Work required — Copy the lines holding the word "JSON", all of them.

(Figure content listings)
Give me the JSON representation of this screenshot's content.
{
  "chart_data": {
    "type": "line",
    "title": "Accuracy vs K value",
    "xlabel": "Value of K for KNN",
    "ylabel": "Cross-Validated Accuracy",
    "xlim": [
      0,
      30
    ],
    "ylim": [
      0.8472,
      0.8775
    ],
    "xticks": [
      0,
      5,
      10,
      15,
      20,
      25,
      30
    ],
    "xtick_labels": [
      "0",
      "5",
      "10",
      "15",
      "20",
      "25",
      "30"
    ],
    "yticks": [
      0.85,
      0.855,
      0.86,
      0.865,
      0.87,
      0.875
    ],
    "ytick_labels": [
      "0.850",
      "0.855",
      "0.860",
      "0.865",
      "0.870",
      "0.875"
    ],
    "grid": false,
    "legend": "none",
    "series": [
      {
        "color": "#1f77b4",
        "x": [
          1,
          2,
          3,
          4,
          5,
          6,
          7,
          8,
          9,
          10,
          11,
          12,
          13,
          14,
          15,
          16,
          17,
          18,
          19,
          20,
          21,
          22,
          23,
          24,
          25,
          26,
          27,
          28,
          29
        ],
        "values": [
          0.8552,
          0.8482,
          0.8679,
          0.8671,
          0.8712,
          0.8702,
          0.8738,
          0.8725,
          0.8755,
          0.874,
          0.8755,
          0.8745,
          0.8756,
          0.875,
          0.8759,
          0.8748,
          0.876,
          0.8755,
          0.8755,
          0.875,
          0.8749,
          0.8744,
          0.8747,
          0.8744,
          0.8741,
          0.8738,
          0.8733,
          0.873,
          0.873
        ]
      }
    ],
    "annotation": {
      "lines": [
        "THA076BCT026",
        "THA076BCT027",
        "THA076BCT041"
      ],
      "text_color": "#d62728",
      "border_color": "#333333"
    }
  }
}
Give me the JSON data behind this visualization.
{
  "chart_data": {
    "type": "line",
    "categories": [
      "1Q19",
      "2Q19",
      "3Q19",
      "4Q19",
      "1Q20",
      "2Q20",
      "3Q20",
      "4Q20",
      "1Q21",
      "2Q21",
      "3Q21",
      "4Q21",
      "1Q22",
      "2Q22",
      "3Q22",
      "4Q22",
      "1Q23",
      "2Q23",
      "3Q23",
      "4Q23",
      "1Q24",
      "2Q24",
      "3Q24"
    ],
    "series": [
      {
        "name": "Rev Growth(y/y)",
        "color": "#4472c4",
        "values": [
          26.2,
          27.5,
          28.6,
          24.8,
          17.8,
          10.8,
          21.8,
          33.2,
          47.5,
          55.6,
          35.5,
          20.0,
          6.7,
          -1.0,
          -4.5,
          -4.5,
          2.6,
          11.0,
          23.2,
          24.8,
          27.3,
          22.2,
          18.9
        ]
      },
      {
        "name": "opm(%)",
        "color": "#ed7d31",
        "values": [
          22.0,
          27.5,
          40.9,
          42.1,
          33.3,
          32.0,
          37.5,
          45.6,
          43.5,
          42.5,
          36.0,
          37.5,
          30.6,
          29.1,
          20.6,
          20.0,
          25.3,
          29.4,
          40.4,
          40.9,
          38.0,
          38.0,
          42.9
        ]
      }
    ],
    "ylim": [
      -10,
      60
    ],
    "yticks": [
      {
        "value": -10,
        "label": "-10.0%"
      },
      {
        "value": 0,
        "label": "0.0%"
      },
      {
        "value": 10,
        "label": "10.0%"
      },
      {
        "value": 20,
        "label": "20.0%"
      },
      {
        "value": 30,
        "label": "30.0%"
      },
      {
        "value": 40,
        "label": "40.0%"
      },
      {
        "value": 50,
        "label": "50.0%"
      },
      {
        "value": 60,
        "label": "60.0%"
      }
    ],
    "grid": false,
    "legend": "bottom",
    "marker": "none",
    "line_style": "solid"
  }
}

Correct output —
Give me the JSON representation of this screenshot's content.
Give me the JSON data behind this visualization.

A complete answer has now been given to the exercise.